# What you will do
Go through each line of the records below and count those with the word "经典常谈"; give only the total.

(Stored items)
***
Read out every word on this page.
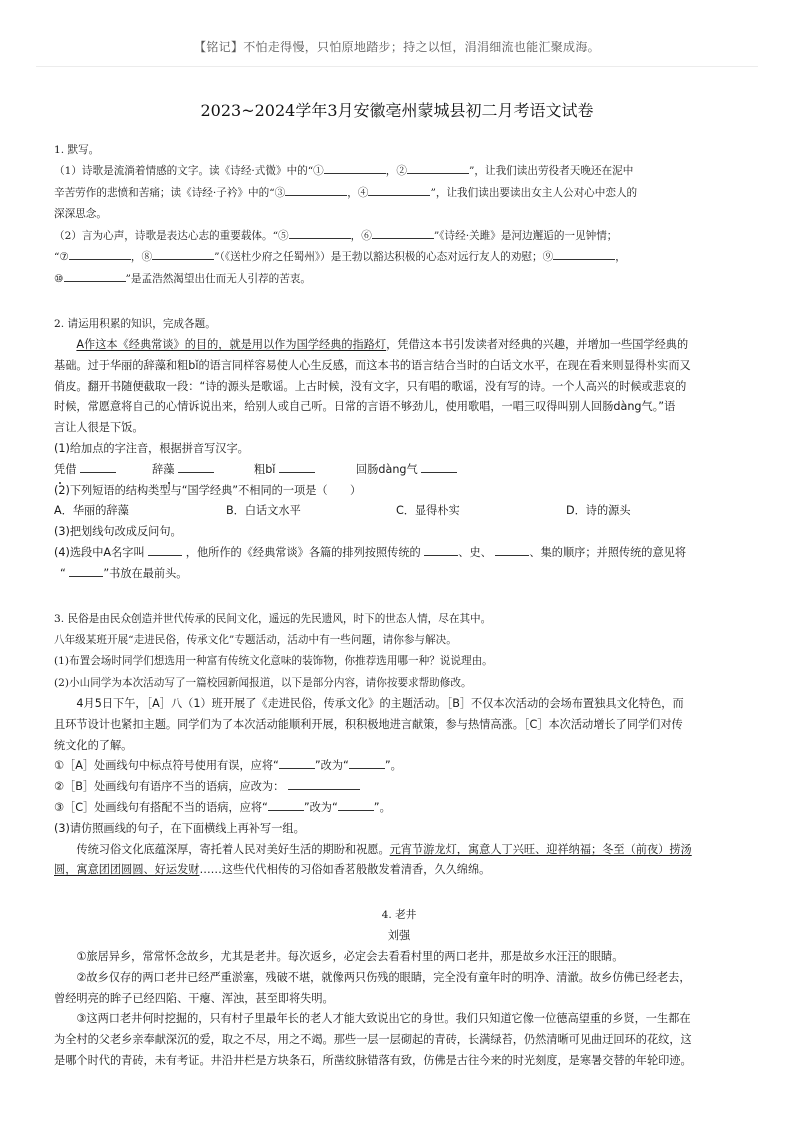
【铭记】不怕走得慢，只怕原地踏步；持之以恒，涓涓细流也能汇聚成海。
2023~2024学年3月安徽亳州蒙城县初二月考语文试卷

1. 默写。

（1）诗歌是流淌着情感的文字。读《诗经·式微》中的“①	，②	”，让我们读出劳役者天晚还在泥中

辛苦劳作的悲愤和苦痛；读《诗经·子衿》中的“③	，④	”，让我们读出要读出女主人公对心中恋人的

深深思念。

（2）言为心声，诗歌是表达心志的重要载体。“⑤	，⑥	”《诗经·关雎》是河边邂逅的一见钟情；

“⑦	，⑧	”（《送杜少府之任蜀州》）是王勃以豁达积极的心态对远行友人的劝慰；⑨	，

⑩	”是孟浩然渴望出仕而无人引荐的苦衷。

2. 请运用积累的知识，完成各题。

A作这本《经典常谈》的目的，就是用以作为国学经典的指路灯，凭借这本书引发读者对经典的兴趣，并增加一些国学经典的

基础。过于华丽的辞藻和粗bǐ的语言同样容易使人心生反感，而这本书的语言结合当时的白话文水平，在现在看来则显得朴实而又

俏皮。翻开书随便截取一段：“诗的源头是歌谣。上古时候，没有文字，只有唱的歌谣，没有写的诗。一个人高兴的时候或悲哀的

时候，常愿意将自己的心情诉说出来，给别人或自己听。日常的言语不够劲儿，使用歌唱，一唱三叹得叫别人回肠dàng气。”语

言让人很是下饭。

(1)给加点的字注音，根据拼音写汉字。

凭借	辞藻	粗bǐ	回肠dàng气

(2)下列短语的结构类型与“国学经典”不相同的一项是（　　）

A．华丽的辞藻	B．白话文水平	C．显得朴实	D．诗的源头

(3)把划线句改成反问句。

(4)选段中A名字叫	，他所作的《经典常谈》各篇的排列按照传统的	、史、	、集的顺序；并照传统的意见将

“	”书放在最前头。

3. 民俗是由民众创造并世代传承的民间文化，遥远的先民遗风，时下的世态人情，尽在其中。

八年级某班开展“走进民俗，传承文化”专题活动，活动中有一些问题，请你参与解决。

(1)布置会场时同学们想选用一种富有传统文化意味的装饰物，你推荐选用哪一种？说说理由。

(2)小山同学为本次活动写了一篇校园新闻报道，以下是部分内容，请你按要求帮助修改。

4月5日下午，［A］八（1）班开展了《走进民俗，传承文化》的主题活动。［B］不仅本次活动的会场布置独具文化特色，而

且环节设计也紧扣主题。同学们为了本次活动能顺利开展，积积极地进言献策，参与热情高涨。［C］本次活动增长了同学们对传

统文化的了解。

①［A］处画线句中标点符号使用有误，应将“	”改为“	”。

②［B］处画线句有语序不当的语病，应改为：

③［C］处画线句有搭配不当的语病，应将“	”改为“	”。

(3)请仿照画线的句子，在下面横线上再补写一组。

传统习俗文化底蕴深厚，寄托着人民对美好生活的期盼和祝愿。元宵节游龙灯，寓意人丁兴旺、迎祥纳福；冬至（前夜）捞汤

圆，寓意团团圆圆、好运发财……这些代代相传的习俗如香茗般散发着清香，久久绵绵。

4. 老井

刘强

①旅居异乡，常常怀念故乡，尤其是老井。每次返乡，必定会去看看村里的两口老井，那是故乡水汪汪的眼睛。

②故乡仅存的两口老井已经严重淤塞，残破不堪，就像两只伤残的眼睛，完全没有童年时的明净、清澈。故乡仿佛已经老去，

曾经明亮的眸子已经四陷、干瘪、浑浊，甚至即将失明。

③这两口老井何时挖掘的，只有村子里最年长的老人才能大致说出它的身世。我们只知道它像一位德高望重的乡贤，一生都在

为全村的父老乡亲奉献深沉的爱，取之不尽，用之不竭。那些一层一层砌起的青砖，长满绿苔，仍然清晰可见曲迂回环的花纹，这

是哪个时代的青砖，未有考证。井沿井栏是方块条石，所凿纹脉错落有致，仿佛是古往今来的时光刻度，是寒暑交替的年轮印迹。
***
# Result
2